## Task description:
Restate the records below word for word, and omit the images they hold.

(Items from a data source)
═══

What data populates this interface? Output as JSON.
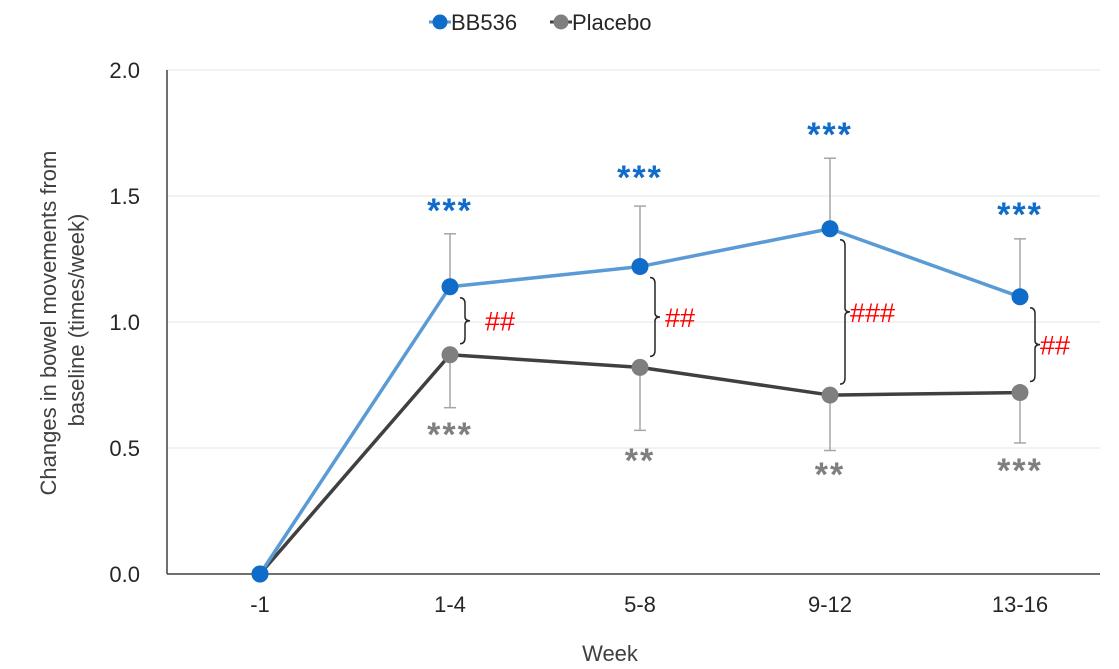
{
  "chart_data": {
    "type": "line",
    "xlabel": "Week",
    "ylabel": "Changes in bowel movements from baseline (times/week)",
    "categories": [
      "-1",
      "1-4",
      "5-8",
      "9-12",
      "13-16"
    ],
    "ylim": [
      0,
      2
    ],
    "yticks": [
      "0.0",
      "0.5",
      "1.0",
      "1.5",
      "2.0"
    ],
    "grid": true,
    "legend_position": "top-center",
    "series": [
      {
        "name": "BB536",
        "color": "#0f6cc8",
        "line_color": "#5b9bd5",
        "values": [
          0,
          1.14,
          1.22,
          1.37,
          1.1
        ],
        "error": [
          0,
          0.21,
          0.24,
          0.28,
          0.23
        ],
        "error_dir": "up",
        "significance": [
          "",
          "***",
          "***",
          "***",
          "***"
        ]
      },
      {
        "name": "Placebo",
        "color": "#7f7f7f",
        "line_color": "#404040",
        "values": [
          0,
          0.87,
          0.82,
          0.71,
          0.72
        ],
        "error": [
          0,
          0.21,
          0.25,
          0.22,
          0.2
        ],
        "error_dir": "down",
        "significance": [
          "",
          "***",
          "**",
          "**",
          "***"
        ]
      }
    ],
    "between_group": {
      "color": "#ff0000",
      "labels": [
        "",
        "##",
        "##",
        "###",
        "##"
      ]
    }
  }
}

═══

## Expected answer:
What data populates this interface? Output as JSON.
{
  "chart_data": {
    "type": "line",
    "xlabel": "Week",
    "ylabel": "Changes in bowel movements from baseline (times/week)",
    "categories": [
      "-1",
      "1-4",
      "5-8",
      "9-12",
      "13-16"
    ],
    "ylim": [
      0,
      2
    ],
    "yticks": [
      "0.0",
      "0.5",
      "1.0",
      "1.5",
      "2.0"
    ],
    "grid": true,
    "legend_position": "top-center",
    "series": [
      {
        "name": "BB536",
        "color": "#0f6cc8",
        "line_color": "#5b9bd5",
        "values": [
          0,
          1.14,
          1.22,
          1.37,
          1.1
        ],
        "error": [
          0,
          0.21,
          0.24,
          0.28,
          0.23
        ],
        "error_dir": "up",
        "significance": [
          "",
          "***",
          "***",
          "***",
          "***"
        ]
      },
      {
        "name": "Placebo",
        "color": "#7f7f7f",
        "line_color": "#404040",
        "values": [
          0,
          0.87,
          0.82,
          0.71,
          0.72
        ],
        "error": [
          0,
          0.21,
          0.25,
          0.22,
          0.2
        ],
        "error_dir": "down",
        "significance": [
          "",
          "***",
          "**",
          "**",
          "***"
        ]
      }
    ],
    "between_group": {
      "color": "#ff0000",
      "labels": [
        "",
        "##",
        "##",
        "###",
        "##"
      ]
    }
  }
}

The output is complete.